▶ _TO DO_
Lines that contain "quadricycle" are to be counted; give only their number.
— BEGIN DATA SHOWN —
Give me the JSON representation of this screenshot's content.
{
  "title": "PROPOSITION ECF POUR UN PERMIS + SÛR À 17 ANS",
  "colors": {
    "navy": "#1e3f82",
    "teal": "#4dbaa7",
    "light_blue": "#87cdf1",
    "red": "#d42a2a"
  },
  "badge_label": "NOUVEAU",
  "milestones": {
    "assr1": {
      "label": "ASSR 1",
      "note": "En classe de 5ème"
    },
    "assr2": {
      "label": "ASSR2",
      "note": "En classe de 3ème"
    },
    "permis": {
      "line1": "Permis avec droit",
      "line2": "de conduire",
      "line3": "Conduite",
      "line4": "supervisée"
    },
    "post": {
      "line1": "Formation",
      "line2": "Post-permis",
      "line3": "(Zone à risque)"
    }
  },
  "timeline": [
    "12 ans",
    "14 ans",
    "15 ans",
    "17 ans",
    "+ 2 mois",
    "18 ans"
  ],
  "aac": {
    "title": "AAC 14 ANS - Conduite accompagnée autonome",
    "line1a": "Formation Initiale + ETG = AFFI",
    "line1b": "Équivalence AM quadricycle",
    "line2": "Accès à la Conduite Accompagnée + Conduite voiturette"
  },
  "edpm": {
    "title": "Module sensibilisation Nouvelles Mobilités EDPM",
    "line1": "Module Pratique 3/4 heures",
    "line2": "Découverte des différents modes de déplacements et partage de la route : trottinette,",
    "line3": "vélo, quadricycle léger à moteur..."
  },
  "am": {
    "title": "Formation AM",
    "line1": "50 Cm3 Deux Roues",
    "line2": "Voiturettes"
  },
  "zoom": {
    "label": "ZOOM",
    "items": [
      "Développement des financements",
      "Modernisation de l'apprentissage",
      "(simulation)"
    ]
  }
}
— END DATA SHOWN —
▶ _THE RESPONSE_
2